## Begin
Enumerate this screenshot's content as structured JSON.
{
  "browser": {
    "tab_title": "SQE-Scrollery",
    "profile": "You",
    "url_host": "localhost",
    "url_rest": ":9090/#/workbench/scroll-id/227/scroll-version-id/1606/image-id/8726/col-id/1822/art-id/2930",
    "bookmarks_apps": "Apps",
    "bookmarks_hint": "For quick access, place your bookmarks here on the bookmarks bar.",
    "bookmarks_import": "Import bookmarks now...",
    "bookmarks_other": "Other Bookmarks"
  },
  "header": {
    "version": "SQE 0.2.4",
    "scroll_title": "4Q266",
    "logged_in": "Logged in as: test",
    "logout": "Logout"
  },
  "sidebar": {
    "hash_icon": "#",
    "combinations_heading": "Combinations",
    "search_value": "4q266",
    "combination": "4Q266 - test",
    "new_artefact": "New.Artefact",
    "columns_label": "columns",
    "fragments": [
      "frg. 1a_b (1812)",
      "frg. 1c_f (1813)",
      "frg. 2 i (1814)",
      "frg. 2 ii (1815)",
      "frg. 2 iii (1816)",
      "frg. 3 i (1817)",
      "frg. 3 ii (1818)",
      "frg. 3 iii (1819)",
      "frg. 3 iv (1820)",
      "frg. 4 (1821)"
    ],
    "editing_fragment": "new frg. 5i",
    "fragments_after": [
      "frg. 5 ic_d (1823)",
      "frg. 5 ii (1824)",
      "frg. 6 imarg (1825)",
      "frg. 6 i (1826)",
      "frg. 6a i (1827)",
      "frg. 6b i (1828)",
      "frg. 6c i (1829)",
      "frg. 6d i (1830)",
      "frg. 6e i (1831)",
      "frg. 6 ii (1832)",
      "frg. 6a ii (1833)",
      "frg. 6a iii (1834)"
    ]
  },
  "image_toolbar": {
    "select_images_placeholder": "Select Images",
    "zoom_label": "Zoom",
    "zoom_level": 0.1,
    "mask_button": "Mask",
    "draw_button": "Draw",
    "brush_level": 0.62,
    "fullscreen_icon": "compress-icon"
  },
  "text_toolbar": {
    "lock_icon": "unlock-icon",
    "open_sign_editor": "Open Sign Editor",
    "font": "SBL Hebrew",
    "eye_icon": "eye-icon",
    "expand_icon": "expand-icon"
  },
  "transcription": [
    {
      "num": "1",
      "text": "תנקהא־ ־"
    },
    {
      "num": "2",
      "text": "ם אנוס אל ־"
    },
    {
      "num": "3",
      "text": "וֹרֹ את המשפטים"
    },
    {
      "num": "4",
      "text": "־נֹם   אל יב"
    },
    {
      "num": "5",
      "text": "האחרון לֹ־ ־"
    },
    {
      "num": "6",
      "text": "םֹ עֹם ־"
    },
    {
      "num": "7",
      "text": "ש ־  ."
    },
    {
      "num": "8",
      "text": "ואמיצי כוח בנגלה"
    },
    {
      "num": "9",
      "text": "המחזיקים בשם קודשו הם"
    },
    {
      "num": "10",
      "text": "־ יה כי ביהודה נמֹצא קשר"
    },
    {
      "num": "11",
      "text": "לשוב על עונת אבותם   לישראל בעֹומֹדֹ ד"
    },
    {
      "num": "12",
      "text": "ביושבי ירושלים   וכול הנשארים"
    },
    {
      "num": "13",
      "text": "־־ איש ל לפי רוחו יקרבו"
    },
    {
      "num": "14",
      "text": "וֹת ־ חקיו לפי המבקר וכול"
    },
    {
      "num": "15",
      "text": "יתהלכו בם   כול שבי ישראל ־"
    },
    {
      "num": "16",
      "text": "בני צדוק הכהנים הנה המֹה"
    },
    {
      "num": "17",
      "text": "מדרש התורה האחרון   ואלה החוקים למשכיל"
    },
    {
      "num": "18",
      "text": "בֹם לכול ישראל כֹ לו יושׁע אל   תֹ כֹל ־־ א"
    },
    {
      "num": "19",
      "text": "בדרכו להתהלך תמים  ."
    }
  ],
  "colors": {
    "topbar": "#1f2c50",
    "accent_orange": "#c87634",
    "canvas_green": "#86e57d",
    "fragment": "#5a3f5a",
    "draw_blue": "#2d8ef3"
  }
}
## End
WORK TO BE COMPLETED »
Recopy the entries above exactly, with every line included.

TASK SOLUTION »
Enumerate this screenshot's content as structured JSON.
{
  "browser": {
    "tab_title": "SQE-Scrollery",
    "profile": "You",
    "url_host": "localhost",
    "url_rest": ":9090/#/workbench/scroll-id/227/scroll-version-id/1606/image-id/8726/col-id/1822/art-id/2930",
    "bookmarks_apps": "Apps",
    "bookmarks_hint": "For quick access, place your bookmarks here on the bookmarks bar.",
    "bookmarks_import": "Import bookmarks now...",
    "bookmarks_other": "Other Bookmarks"
  },
  "header": {
    "version": "SQE 0.2.4",
    "scroll_title": "4Q266",
    "logged_in": "Logged in as: test",
    "logout": "Logout"
  },
  "sidebar": {
    "hash_icon": "#",
    "combinations_heading": "Combinations",
    "search_value": "4q266",
    "combination": "4Q266 - test",
    "new_artefact": "New.Artefact",
    "columns_label": "columns",
    "fragments": [
      "frg. 1a_b (1812)",
      "frg. 1c_f (1813)",
      "frg. 2 i (1814)",
      "frg. 2 ii (1815)",
      "frg. 2 iii (1816)",
      "frg. 3 i (1817)",
      "frg. 3 ii (1818)",
      "frg. 3 iii (1819)",
      "frg. 3 iv (1820)",
      "frg. 4 (1821)"
    ],
    "editing_fragment": "new frg. 5i",
    "fragments_after": [
      "frg. 5 ic_d (1823)",
      "frg. 5 ii (1824)",
      "frg. 6 imarg (1825)",
      "frg. 6 i (1826)",
      "frg. 6a i (1827)",
      "frg. 6b i (1828)",
      "frg. 6c i (1829)",
      "frg. 6d i (1830)",
      "frg. 6e i (1831)",
      "frg. 6 ii (1832)",
      "frg. 6a ii (1833)",
      "frg. 6a iii (1834)"
    ]
  },
  "image_toolbar": {
    "select_images_placeholder": "Select Images",
    "zoom_label": "Zoom",
    "zoom_level": 0.1,
    "mask_button": "Mask",
    "draw_button": "Draw",
    "brush_level": 0.62,
    "fullscreen_icon": "compress-icon"
  },
  "text_toolbar": {
    "lock_icon": "unlock-icon",
    "open_sign_editor": "Open Sign Editor",
    "font": "SBL Hebrew",
    "eye_icon": "eye-icon",
    "expand_icon": "expand-icon"
  },
  "transcription": [
    {
      "num": "1",
      "text": "תנקהא־ ־"
    },
    {
      "num": "2",
      "text": "ם אנוס אל ־"
    },
    {
      "num": "3",
      "text": "וֹרֹ את המשפטים"
    },
    {
      "num": "4",
      "text": "־נֹם   אל יב"
    },
    {
      "num": "5",
      "text": "האחרון לֹ־ ־"
    },
    {
      "num": "6",
      "text": "םֹ עֹם ־"
    },
    {
      "num": "7",
      "text": "ש ־  ."
    },
    {
      "num": "8",
      "text": "ואמיצי כוח בנגלה"
    },
    {
      "num": "9",
      "text": "המחזיקים בשם קודשו הם"
    },
    {
      "num": "10",
      "text": "־ יה כי ביהודה נמֹצא קשר"
    },
    {
      "num": "11",
      "text": "לשוב על עונת אבותם   לישראל בעֹומֹדֹ ד"
    },
    {
      "num": "12",
      "text": "ביושבי ירושלים   וכול הנשארים"
    },
    {
      "num": "13",
      "text": "־־ איש ל לפי רוחו יקרבו"
    },
    {
      "num": "14",
      "text": "וֹת ־ חקיו לפי המבקר וכול"
    },
    {
      "num": "15",
      "text": "יתהלכו בם   כול שבי ישראל ־"
    },
    {
      "num": "16",
      "text": "בני צדוק הכהנים הנה המֹה"
    },
    {
      "num": "17",
      "text": "מדרש התורה האחרון   ואלה החוקים למשכיל"
    },
    {
      "num": "18",
      "text": "בֹם לכול ישראל כֹ לו יושׁע אל   תֹ כֹל ־־ א"
    },
    {
      "num": "19",
      "text": "בדרכו להתהלך תמים  ."
    }
  ],
  "colors": {
    "topbar": "#1f2c50",
    "accent_orange": "#c87634",
    "canvas_green": "#86e57d",
    "fragment": "#5a3f5a",
    "draw_blue": "#2d8ef3"
  }
}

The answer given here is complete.